----- 提示文 -----

昭和17年(1942年)11月14日21時過ぎ(米軍時間)、リー少将率いる米軍戦艦隊は、護衛の駆逐艦四隻を伴ってガダルカナル島近海に侵入しました。
艦隊の先頭には駆逐艦四隻を連ね、戦艦「ワシントン」「サウスダコタ」がその後ろに続く単縦陣(艦艇が一列に並ぶ陣形)を取っておりました。
同11月14日20時(日本軍時間:米軍時間より約二時間ずれる)、日本軍は重巡「愛宕」、「高雄」、戦艦「霧島」、駆逐艦二隻の射撃本隊と、軽巡「長良」および駆逐艦四隻の木村部隊、軽巡「川内」および駆逐艦三隻の橋本部隊の三部隊に分かれてこちらもガダルカナル島近海に侵入します。
この時点では日本艦隊指揮官の近藤中将は、米軍は巡洋艦数隻と駆逐艦数隻と判断しており、米軍に戦艦がいるとは気がついていませんでした。
この後日本軍は敵艦隊らしきものを認めたものの、スコールに阻まれて見失い、一方の米軍もレーダーで日本軍を探知することができず、お互いに気がつかないままに接近していくと言う状態でした。
23時過ぎ(米軍時間)、米艦隊は日本軍の橋本部隊をレーダーで探知。
戦艦「ワシントン」が40センチ主砲を軽巡「川内」めがけ轟然と撃ちだしました。
橋本少将はこれに驚いたものの、幸い命中弾はなく、煙幕を張って闇にまぎれ、魚雷発射のチャンスを伺うことにします。
一方日本軍時間で21時半ごろ、木村部隊の軽巡「長良」と駆逐艦二隻、さらに橋本部隊から離れて航行していた駆逐艦「綾波」が米艦隊を発見し、砲雷撃戦を開始しました。
中でも駆逐艦「綾波」はたまたま単艦で航行している最中に米艦隊の真っ只中に飛び込むような形となり、一隻で戦艦二隻、駆逐艦四隻と対峙する羽目になってしまいます。
しかし、「綾波」はここぞとばかりに奮闘し、米駆逐艦「プレストン」に主砲弾を命中させ、米駆逐艦「ウォーク」にも命中弾を与えます。

(駆逐艦綾波)

----- データ一覧 -----

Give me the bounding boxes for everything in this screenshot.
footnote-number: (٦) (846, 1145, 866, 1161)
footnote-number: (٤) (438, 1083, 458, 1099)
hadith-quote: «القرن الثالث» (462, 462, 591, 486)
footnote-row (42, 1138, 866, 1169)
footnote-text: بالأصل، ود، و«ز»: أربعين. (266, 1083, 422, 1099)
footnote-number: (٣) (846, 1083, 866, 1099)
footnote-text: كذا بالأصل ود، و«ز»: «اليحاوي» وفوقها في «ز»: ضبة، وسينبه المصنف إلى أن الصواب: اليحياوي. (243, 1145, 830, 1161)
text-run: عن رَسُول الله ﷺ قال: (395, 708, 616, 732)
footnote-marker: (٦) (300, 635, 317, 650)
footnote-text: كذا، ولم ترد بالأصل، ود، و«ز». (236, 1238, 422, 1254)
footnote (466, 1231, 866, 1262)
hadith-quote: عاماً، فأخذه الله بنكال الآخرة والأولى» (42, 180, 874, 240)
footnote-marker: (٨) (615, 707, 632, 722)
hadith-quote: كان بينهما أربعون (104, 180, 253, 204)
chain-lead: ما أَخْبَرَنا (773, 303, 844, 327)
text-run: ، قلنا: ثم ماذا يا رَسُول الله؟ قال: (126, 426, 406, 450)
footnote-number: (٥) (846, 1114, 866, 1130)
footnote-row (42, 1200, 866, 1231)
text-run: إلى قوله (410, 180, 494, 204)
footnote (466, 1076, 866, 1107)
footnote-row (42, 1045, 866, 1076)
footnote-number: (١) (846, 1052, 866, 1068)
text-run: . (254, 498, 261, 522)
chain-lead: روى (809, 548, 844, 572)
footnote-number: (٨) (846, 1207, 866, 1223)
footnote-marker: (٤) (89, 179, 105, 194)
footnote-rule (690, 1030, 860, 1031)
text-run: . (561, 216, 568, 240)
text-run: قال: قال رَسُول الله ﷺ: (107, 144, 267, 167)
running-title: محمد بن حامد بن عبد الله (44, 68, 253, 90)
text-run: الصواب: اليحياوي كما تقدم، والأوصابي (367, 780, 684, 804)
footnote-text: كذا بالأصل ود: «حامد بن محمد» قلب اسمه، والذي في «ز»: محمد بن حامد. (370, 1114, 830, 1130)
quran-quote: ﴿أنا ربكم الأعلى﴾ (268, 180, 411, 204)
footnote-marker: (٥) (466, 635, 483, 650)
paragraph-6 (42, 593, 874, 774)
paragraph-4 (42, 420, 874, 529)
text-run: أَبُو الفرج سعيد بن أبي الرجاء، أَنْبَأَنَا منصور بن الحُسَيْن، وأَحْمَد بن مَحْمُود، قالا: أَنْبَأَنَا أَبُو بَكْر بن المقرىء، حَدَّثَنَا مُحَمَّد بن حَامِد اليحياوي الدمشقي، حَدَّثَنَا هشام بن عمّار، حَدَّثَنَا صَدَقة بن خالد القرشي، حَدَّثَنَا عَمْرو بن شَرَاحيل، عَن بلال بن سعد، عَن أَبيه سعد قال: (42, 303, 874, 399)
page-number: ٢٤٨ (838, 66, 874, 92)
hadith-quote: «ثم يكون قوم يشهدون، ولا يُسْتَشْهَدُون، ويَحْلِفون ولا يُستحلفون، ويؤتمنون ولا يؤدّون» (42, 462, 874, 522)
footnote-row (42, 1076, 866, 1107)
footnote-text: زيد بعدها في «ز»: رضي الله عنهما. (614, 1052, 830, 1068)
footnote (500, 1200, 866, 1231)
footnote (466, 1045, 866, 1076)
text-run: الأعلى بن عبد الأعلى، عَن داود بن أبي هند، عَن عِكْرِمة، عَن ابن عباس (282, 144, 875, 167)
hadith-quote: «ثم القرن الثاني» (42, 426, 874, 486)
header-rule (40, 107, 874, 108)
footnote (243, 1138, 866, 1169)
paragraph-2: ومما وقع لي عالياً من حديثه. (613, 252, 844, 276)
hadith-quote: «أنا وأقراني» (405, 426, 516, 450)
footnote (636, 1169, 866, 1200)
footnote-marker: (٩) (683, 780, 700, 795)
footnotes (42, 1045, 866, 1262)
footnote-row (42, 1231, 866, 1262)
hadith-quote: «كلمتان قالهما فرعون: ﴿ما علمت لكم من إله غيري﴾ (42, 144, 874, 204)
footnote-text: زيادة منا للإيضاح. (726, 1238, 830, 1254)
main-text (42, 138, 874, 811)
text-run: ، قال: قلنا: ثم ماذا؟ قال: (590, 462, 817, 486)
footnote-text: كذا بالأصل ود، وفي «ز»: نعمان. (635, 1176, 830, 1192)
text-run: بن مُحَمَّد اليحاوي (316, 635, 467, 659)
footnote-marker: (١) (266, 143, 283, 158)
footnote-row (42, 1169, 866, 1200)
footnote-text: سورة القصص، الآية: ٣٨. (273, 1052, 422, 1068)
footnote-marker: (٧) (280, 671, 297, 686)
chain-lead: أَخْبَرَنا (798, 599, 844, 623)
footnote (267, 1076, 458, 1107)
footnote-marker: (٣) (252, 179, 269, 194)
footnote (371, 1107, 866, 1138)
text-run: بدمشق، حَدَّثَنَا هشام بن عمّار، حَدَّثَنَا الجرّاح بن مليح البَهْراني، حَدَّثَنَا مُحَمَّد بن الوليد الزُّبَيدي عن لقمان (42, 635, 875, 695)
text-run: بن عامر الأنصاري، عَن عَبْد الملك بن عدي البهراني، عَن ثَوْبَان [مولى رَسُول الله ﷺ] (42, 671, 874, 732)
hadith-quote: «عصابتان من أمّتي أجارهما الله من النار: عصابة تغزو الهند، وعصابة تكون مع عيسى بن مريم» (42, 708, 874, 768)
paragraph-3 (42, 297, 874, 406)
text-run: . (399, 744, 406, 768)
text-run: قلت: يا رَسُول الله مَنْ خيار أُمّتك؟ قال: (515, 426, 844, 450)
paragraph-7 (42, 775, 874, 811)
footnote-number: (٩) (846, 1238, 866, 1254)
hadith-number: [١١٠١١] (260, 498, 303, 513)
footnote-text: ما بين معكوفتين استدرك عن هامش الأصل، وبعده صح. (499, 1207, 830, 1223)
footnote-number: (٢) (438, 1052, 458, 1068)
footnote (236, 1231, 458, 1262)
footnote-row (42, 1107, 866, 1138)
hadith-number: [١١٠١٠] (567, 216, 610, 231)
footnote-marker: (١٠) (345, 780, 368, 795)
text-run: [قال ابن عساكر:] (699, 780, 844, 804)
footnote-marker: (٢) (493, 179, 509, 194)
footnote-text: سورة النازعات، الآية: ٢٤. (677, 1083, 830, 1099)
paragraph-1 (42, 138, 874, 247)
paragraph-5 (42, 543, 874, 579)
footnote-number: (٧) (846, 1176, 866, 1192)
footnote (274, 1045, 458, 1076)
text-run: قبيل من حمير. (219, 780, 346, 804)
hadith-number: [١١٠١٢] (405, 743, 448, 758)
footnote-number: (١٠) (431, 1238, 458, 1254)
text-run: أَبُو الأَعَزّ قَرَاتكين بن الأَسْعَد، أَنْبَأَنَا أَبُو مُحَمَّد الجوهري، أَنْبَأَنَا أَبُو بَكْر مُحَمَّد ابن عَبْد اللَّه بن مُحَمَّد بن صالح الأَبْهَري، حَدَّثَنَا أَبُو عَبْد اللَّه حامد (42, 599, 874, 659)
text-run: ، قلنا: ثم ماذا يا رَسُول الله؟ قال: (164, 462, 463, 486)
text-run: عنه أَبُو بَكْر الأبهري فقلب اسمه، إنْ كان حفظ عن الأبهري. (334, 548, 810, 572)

-----

### 課題 1
海戦の文章のうち、「昭和17年(1942年)11」から「ーク」にも命中弾を与えます。」までを、両端の語句も含めてそのまま書き写す。
### 課題 2
海戦の文章をもとに、次の問いに答える。
(a) 米軍の戦艦隊を率いていたのは誰か。
(b) 日本艦隊の指揮官は誰か。
(c) 駆逐艦「綾波」が主砲弾を命中させた米駆逐艦の名は何か。
### 課題 3
海戦の文章を、最後の文の後から書き継ぐ。
データは海戦の文章とは関係がない。

### 正解 1
昭和17年(1942年)11月14日21時過ぎ(米軍時間)、リー少将率いる米軍戦艦隊は、護衛の駆逐艦四隻を伴ってガダルカナル島近海に侵入しました。
艦隊の先頭には駆逐艦四隻を連ね、戦艦「ワシントン」「サウスダコタ」がその後ろに続く単縦陣(艦艇が一列に並ぶ陣形)を取っておりました。
同11月14日20時(日本軍時間:米軍時間より約二時間ずれる)、日本軍は重巡「愛宕」、「高雄」、戦艦「霧島」、駆逐艦二隻の射撃本隊と、軽巡「長良」および駆逐艦四隻の木村部隊、軽巡「川内」および駆逐艦三隻の橋本部隊の三部隊に分かれてこちらもガダルカナル島近海に侵入します。
この時点では日本艦隊指揮官の近藤中将は、米軍は巡洋艦数隻と駆逐艦数隻と判断しており、米軍に戦艦がいるとは気がついていませんでした。
この後日本軍は敵艦隊らしきものを認めたものの、スコールに阻まれて見失い、一方の米軍もレーダーで日本軍を探知することができず、お互いに気がつかないままに接近していくと言う状態でした。
23時過ぎ(米軍時間)、米艦隊は日本軍の橋本部隊をレーダーで探知。
戦艦「ワシントン」が40センチ主砲を軽巡「川内」めがけ轟然と撃ちだしました。
橋本少将はこれに驚いたものの、幸い命中弾はなく、煙幕を張って闇にまぎれ、魚雷発射のチャンスを伺うことにします。
一方日本軍時間で21時半ごろ、木村部隊の軽巡「長良」と駆逐艦二隻、さらに橋本部隊から離れて航行していた駆逐艦「綾波」が米艦隊を発見し、砲雷撃戦を開始しました。
中でも駆逐艦「綾波」はたまたま単艦で航行している最中に米艦隊の真っ只中に飛び込むような形となり、一隻で戦艦二隻、駆逐艦四隻と対峙する羽目になってしまいます。
しかし、「綾波」はここぞとばかりに奮闘し、米駆逐艦「プレストン」に主砲弾を命中させ、米駆逐艦「ウォーク」にも命中弾を与えます。

### 正解 2
(a) リー少将
(b) 近藤中将
(c) 「プレストン」

### 正解 3
単艦で米艦隊に突っ込んだ「綾波」は集中砲火を浴びてしまいますが、「綾波」は魚雷も米艦隊に向けて発射。
この魚雷は先ほど命中弾を与えた「ウォーク」に命中し、「ウォーク」は船体が二つに割れて轟沈してしまいます。
さらにもう一発の魚雷が米駆逐艦「ベンハム」にも命中し、同艦は航行不能に陥りました。
「綾波」はこうして大活躍をしますが、自らも集中砲火を受け、ついに航行不能に陥りました。
しかし、ようやく戦場に軽巡「長良」以下駆逐艦四隻が駆けつけ、「綾波」の砲撃で損傷した米駆逐艦を攻撃します。
このため、「プレストン」は間もなく沈没、残った米駆逐艦「グウィン」も損傷を受け隊列を離脱せざるを得ませんでした。
航行不能になった「綾波」は米戦艦「ワシントン」の副砲で止めを刺されますが、米艦隊は護衛の駆逐艦四隻を一挙に失うという状態になりました。
日本艦隊はさらに探照灯を照らして戦艦「サウスダコタ」を発見しますが、残念ながら照らしたのが米戦艦なのか味方戦艦の「霧島」なのかが判別つかずに攻撃を断念します。
一方で米軍も「ワシントン」がレーダーで探知した「霧島」に対し主砲を向けましたが、こちらも「霧島」なのか「サウスダコタ」なのか判別がつかずに砲撃を断念。
夜間の海戦での敵味方の識別の難しさが伺えます。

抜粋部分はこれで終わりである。